Task requirements:
Your task is to retype each line of the data below exactly.

(Collected data entries)
----------------------------------------

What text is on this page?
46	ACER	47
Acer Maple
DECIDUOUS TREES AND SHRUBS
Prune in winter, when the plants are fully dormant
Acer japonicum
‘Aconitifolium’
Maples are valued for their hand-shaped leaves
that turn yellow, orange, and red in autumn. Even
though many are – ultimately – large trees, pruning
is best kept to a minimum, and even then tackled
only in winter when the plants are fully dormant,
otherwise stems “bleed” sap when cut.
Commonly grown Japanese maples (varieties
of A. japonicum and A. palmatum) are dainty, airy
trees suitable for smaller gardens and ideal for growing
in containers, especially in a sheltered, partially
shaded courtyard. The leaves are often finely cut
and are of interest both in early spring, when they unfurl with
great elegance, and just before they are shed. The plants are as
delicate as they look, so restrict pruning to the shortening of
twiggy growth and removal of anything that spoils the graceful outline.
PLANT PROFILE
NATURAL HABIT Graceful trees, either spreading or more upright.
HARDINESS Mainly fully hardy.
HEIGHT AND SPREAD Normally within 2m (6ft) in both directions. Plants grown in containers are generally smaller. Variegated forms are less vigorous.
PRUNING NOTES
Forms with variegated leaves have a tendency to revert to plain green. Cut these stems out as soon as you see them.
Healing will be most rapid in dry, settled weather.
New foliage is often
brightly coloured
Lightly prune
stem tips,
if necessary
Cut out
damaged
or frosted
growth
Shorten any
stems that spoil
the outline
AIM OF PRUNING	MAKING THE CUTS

----------------------------------------

Solution for this task:
What text is on this page?
46	ACER	47
Acer Maple
DECIDUOUS TREES AND SHRUBS
Prune in winter, when the plants are fully dormant
Acer japonicum
‘Aconitifolium’
Maples are valued for their hand-shaped leaves
that turn yellow, orange, and red in autumn. Even
though many are – ultimately – large trees, pruning
is best kept to a minimum, and even then tackled
only in winter when the plants are fully dormant,
otherwise stems “bleed” sap when cut.
Commonly grown Japanese maples (varieties
of A. japonicum and A. palmatum) are dainty, airy
trees suitable for smaller gardens and ideal for growing
in containers, especially in a sheltered, partially
shaded courtyard. The leaves are often finely cut
and are of interest both in early spring, when they unfurl with
great elegance, and just before they are shed. The plants are as
delicate as they look, so restrict pruning to the shortening of
twiggy growth and removal of anything that spoils the graceful outline.
PLANT PROFILE
NATURAL HABIT Graceful trees, either spreading or more upright.
HARDINESS Mainly fully hardy.
HEIGHT AND SPREAD Normally within 2m (6ft) in both directions. Plants grown in containers are generally smaller. Variegated forms are less vigorous.
PRUNING NOTES
Forms with variegated leaves have a tendency to revert to plain green. Cut these stems out as soon as you see them.
Healing will be most rapid in dry, settled weather.
New foliage is often
brightly coloured
Lightly prune
stem tips,
if necessary
Cut out
damaged
or frosted
growth
Shorten any
stems that spoil
the outline
AIM OF PRUNING	MAKING THE CUTS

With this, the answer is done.